▶ WHAT IS EXPECTED:
Go through the listing and pick out each line with the word "Change" in it.

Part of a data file
----------

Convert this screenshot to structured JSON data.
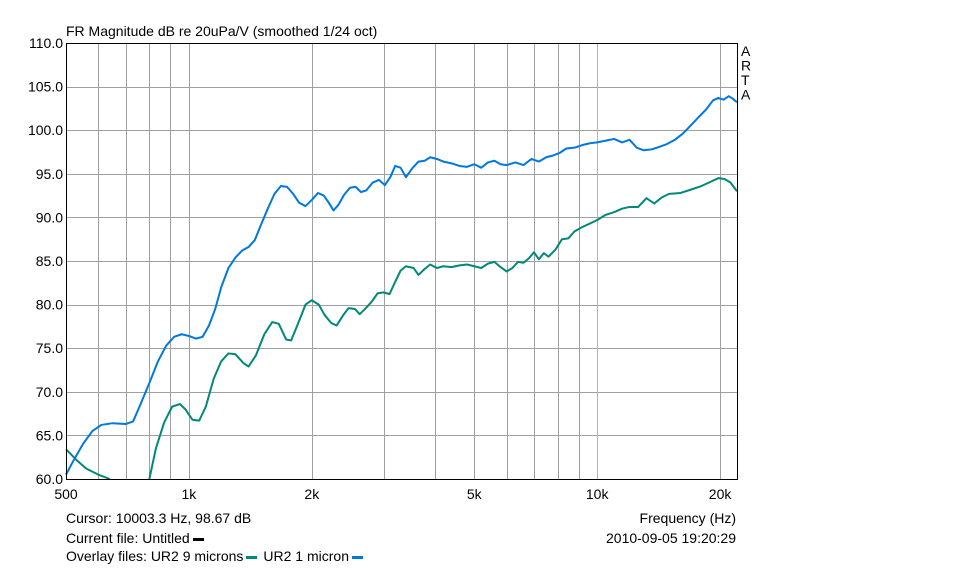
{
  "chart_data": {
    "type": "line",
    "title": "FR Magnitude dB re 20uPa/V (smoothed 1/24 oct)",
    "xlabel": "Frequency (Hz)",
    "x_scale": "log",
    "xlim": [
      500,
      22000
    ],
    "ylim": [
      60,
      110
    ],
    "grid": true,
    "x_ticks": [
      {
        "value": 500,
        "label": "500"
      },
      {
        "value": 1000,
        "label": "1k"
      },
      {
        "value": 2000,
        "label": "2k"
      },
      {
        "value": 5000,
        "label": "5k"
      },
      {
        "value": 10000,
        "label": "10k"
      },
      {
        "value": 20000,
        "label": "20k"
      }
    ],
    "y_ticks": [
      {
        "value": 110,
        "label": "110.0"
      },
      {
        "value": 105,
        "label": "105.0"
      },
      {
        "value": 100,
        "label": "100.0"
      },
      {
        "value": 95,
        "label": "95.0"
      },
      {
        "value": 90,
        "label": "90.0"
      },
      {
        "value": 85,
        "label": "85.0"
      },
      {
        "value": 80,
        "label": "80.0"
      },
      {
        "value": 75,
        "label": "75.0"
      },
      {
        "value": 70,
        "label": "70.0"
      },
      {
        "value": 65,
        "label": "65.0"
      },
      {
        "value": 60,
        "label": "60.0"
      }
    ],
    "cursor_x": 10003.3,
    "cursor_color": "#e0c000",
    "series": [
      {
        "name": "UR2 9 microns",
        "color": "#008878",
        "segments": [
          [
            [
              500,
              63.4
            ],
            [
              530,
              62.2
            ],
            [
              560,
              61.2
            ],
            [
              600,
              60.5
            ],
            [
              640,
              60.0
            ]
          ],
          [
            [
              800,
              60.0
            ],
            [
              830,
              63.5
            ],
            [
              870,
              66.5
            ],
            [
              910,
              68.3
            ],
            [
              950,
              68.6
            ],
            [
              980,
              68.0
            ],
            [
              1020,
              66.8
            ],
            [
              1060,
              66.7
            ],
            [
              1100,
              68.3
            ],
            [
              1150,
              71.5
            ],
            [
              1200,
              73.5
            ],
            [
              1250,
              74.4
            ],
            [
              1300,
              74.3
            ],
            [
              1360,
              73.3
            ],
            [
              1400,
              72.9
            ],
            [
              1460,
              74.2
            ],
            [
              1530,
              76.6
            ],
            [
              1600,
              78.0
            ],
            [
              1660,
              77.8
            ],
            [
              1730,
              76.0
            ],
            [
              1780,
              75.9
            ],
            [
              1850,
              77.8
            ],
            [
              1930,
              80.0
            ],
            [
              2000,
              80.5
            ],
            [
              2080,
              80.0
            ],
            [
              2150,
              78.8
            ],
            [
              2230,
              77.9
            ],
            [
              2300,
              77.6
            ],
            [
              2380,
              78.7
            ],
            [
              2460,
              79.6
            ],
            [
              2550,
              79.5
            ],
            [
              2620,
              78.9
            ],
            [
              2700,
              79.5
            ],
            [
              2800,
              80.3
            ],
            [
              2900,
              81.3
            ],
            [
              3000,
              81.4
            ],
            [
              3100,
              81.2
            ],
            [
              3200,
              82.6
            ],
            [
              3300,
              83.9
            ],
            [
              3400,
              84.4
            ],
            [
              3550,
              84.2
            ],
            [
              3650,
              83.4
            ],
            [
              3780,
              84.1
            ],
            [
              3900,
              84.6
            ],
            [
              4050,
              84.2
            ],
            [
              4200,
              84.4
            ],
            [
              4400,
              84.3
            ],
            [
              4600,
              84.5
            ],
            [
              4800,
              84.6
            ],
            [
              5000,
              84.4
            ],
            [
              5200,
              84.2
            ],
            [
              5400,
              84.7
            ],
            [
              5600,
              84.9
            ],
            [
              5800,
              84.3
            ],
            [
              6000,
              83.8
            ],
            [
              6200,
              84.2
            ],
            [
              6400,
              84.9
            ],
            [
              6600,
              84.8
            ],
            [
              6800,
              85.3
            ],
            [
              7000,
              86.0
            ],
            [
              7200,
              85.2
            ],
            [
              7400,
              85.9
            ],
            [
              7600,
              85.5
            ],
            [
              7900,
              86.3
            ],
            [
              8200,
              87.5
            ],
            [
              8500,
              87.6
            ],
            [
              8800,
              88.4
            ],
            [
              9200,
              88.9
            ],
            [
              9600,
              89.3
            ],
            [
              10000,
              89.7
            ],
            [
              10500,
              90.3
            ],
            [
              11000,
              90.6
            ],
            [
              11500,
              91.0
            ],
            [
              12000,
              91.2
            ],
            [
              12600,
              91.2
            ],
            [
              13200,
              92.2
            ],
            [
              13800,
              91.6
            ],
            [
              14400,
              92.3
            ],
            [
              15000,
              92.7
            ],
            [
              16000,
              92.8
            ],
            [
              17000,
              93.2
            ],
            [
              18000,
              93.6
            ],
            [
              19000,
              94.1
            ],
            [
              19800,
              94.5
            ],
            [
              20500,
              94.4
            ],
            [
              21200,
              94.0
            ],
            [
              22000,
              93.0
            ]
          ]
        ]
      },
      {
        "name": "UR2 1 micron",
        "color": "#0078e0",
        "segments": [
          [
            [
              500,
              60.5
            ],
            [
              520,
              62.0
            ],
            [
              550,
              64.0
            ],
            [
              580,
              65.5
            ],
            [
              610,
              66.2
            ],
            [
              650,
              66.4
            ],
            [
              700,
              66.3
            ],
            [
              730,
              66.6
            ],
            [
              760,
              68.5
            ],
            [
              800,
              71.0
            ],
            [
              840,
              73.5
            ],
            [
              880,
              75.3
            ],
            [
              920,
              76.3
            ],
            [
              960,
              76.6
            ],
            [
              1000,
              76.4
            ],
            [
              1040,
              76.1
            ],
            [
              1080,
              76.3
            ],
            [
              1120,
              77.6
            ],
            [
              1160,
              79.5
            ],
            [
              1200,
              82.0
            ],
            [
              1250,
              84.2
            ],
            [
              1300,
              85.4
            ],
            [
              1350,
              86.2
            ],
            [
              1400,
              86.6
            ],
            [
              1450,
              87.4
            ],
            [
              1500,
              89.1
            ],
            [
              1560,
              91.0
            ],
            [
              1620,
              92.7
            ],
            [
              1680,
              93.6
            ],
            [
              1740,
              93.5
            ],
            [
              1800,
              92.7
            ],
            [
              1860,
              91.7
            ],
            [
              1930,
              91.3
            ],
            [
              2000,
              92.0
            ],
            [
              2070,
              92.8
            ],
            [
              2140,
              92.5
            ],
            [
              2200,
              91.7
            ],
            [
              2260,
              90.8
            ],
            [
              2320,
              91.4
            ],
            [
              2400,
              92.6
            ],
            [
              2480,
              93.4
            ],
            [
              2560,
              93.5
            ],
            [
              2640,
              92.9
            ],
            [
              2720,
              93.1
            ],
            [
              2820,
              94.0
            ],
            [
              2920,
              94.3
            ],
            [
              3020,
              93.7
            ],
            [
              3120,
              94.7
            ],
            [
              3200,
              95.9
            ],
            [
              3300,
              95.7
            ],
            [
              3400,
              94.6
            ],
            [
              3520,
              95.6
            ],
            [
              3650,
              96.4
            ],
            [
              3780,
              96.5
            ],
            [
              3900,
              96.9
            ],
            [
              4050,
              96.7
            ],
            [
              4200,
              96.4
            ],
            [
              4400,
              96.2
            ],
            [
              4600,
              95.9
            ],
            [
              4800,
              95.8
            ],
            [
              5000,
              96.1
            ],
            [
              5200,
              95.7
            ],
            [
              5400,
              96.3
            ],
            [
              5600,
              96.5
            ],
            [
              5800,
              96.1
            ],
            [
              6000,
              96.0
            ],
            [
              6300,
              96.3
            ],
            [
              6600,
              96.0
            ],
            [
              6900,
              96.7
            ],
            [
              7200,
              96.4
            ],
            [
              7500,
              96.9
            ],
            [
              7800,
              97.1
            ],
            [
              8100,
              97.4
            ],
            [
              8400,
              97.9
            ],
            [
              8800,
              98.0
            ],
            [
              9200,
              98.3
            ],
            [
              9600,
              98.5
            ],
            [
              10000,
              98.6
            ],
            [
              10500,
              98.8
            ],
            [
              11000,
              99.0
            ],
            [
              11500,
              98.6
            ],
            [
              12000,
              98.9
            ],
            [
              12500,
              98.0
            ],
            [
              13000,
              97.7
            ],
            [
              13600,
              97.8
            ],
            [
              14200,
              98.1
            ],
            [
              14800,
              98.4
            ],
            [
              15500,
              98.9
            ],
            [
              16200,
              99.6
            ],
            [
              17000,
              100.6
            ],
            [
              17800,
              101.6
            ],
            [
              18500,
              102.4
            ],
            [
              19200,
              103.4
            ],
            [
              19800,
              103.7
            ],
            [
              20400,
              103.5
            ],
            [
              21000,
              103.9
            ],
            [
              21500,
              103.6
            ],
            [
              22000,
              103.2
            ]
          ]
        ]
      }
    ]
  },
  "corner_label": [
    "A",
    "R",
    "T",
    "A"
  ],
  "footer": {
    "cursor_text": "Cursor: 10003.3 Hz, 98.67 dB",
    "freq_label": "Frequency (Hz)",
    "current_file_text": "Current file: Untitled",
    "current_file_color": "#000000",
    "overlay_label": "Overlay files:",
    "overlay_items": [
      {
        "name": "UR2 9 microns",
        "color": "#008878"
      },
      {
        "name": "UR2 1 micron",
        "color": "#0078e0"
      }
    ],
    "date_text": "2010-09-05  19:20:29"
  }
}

----------

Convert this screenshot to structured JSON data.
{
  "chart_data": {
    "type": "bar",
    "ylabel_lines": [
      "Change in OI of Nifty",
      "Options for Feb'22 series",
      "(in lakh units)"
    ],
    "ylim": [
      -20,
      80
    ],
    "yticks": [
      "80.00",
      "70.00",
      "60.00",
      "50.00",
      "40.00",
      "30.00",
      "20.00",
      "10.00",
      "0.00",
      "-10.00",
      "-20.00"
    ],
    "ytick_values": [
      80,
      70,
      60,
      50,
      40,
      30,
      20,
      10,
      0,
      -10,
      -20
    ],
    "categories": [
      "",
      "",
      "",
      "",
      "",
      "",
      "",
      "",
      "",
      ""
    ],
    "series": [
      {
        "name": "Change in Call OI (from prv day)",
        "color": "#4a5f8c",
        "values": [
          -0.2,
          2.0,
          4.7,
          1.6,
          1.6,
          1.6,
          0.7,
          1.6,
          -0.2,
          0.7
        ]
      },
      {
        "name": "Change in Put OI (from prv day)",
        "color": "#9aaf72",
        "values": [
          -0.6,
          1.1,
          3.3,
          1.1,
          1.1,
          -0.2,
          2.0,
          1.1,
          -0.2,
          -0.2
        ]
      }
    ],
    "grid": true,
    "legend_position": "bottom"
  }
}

----------

▶ SOLUTION TO THE EXERCISE:
      "Change in OI of Nifty",
        "name": "Change in Call OI (from prv day)",
        "name": "Change in Put OI (from prv day)",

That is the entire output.